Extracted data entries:
----------------------------------------

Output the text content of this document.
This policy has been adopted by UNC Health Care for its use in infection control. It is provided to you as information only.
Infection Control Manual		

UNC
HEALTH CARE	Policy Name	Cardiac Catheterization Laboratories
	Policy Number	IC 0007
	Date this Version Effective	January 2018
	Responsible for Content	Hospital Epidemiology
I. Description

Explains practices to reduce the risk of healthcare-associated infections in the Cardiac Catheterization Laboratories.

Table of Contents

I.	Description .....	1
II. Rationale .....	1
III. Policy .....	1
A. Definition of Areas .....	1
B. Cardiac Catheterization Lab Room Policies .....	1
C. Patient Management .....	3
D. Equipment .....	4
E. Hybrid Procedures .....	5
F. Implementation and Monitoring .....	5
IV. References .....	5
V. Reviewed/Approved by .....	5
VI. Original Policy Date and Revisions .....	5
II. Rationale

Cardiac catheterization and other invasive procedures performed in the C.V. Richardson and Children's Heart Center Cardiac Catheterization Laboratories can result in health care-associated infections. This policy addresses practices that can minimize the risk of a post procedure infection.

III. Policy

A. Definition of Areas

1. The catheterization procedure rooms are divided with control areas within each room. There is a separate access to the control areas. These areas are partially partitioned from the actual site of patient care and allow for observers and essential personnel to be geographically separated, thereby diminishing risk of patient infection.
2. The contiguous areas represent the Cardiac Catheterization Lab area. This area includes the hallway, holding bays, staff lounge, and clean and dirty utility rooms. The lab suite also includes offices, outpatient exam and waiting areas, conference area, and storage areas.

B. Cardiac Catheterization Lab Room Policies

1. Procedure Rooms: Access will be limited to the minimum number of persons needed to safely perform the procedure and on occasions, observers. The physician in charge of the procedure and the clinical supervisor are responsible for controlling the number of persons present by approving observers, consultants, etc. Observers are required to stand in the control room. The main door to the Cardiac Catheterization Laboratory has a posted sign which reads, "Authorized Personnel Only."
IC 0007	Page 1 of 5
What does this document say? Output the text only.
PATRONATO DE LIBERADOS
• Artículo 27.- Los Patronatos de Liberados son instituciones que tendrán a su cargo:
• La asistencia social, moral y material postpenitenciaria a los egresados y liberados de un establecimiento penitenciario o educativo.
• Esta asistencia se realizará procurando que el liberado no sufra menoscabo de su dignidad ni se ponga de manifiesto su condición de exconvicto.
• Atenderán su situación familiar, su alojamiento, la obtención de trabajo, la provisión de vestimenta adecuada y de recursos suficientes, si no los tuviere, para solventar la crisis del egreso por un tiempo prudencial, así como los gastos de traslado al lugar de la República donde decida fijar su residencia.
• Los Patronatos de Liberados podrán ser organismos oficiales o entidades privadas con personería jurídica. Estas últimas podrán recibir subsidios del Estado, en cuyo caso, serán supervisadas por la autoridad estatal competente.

----------------------------------------

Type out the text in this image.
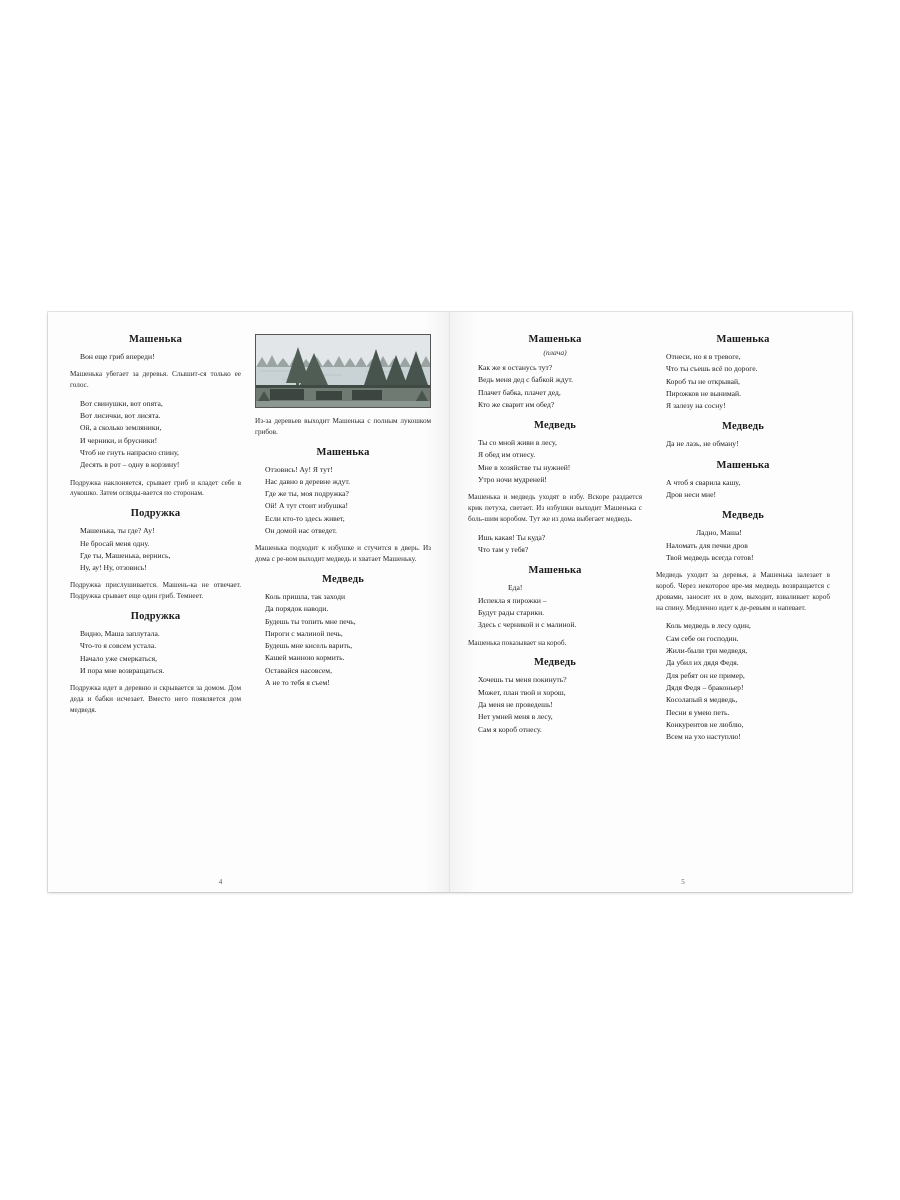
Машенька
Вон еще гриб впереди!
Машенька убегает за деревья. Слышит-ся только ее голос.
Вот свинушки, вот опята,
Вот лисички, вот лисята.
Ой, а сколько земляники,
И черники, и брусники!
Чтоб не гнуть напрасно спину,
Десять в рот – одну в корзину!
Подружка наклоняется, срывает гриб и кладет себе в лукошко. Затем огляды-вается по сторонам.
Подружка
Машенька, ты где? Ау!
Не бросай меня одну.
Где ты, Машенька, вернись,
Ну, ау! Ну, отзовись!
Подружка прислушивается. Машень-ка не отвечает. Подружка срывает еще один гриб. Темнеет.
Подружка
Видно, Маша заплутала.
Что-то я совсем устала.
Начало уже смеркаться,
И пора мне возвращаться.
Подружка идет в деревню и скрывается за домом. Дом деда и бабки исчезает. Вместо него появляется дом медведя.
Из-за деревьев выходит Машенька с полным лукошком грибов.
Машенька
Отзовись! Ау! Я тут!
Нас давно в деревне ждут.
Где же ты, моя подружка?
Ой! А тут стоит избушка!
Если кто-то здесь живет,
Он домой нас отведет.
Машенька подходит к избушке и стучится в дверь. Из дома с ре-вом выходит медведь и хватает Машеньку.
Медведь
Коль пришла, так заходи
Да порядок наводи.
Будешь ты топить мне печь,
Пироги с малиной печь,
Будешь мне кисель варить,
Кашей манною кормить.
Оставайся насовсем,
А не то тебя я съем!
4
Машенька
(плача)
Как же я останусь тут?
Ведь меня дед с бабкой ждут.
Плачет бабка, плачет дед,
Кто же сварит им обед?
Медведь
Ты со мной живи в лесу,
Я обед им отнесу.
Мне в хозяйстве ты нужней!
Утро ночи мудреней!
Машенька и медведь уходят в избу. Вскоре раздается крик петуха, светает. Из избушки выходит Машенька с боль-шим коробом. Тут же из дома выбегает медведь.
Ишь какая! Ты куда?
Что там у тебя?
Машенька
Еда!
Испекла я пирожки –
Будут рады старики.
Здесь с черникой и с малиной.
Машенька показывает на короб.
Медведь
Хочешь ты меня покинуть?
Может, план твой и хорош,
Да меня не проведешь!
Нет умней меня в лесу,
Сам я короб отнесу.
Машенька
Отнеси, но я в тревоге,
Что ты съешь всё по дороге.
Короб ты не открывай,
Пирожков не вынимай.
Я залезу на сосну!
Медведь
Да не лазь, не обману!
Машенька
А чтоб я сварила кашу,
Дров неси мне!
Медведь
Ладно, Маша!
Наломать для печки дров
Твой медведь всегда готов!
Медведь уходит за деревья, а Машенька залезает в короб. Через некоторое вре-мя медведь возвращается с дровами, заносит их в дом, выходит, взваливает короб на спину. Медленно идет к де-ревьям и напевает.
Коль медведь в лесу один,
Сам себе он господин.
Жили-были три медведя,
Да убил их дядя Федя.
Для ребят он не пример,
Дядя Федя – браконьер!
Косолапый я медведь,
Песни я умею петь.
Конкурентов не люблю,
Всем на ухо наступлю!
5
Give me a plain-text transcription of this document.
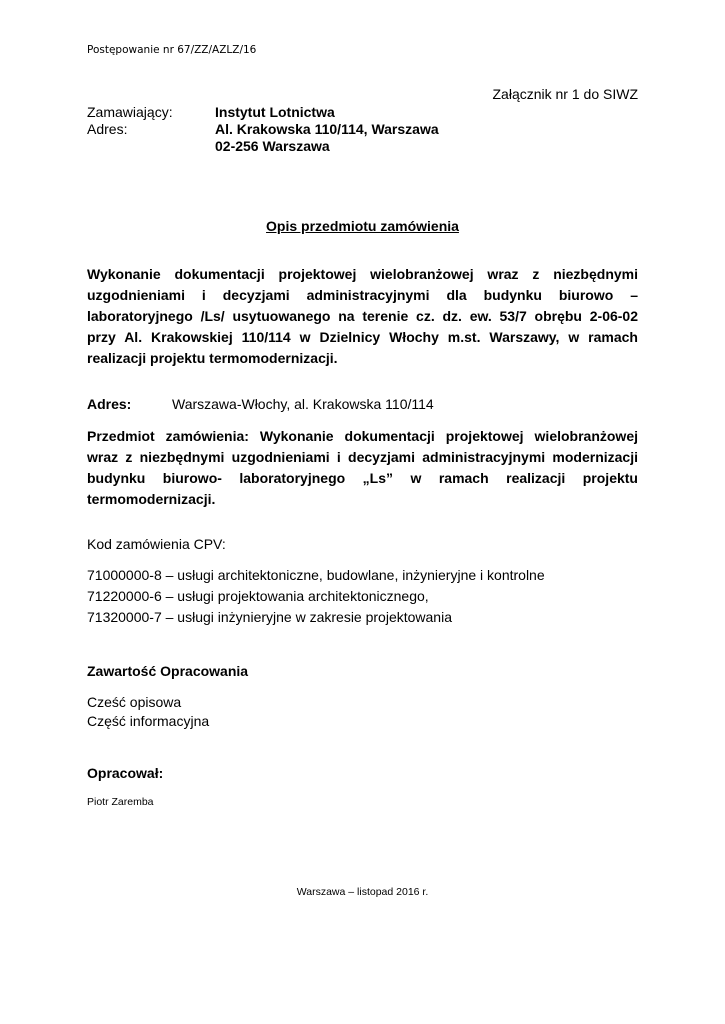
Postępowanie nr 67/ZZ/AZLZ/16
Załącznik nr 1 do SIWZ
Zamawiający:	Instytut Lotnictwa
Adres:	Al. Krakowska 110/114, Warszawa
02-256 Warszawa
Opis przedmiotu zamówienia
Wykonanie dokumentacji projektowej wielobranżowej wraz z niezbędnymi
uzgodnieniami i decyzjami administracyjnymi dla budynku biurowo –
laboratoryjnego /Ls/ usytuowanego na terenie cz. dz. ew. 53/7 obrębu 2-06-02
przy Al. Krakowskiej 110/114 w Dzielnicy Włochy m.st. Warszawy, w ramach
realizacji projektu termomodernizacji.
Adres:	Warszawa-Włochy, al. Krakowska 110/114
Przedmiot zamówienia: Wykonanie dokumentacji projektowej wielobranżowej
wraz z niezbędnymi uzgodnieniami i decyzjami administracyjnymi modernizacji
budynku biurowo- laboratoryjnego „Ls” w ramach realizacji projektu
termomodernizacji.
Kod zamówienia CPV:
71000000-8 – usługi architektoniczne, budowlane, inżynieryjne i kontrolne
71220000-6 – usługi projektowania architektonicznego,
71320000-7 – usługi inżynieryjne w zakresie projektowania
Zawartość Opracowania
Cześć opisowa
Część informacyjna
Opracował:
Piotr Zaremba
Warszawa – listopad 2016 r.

----------------------------------------

(SHORT EXERCISE) Look over the records above and copy each line that includes the string "ждут".

(THE COMPLETED TASK)
Нас давно в деревне ждут.
Ведь меня дед с бабкой ждут.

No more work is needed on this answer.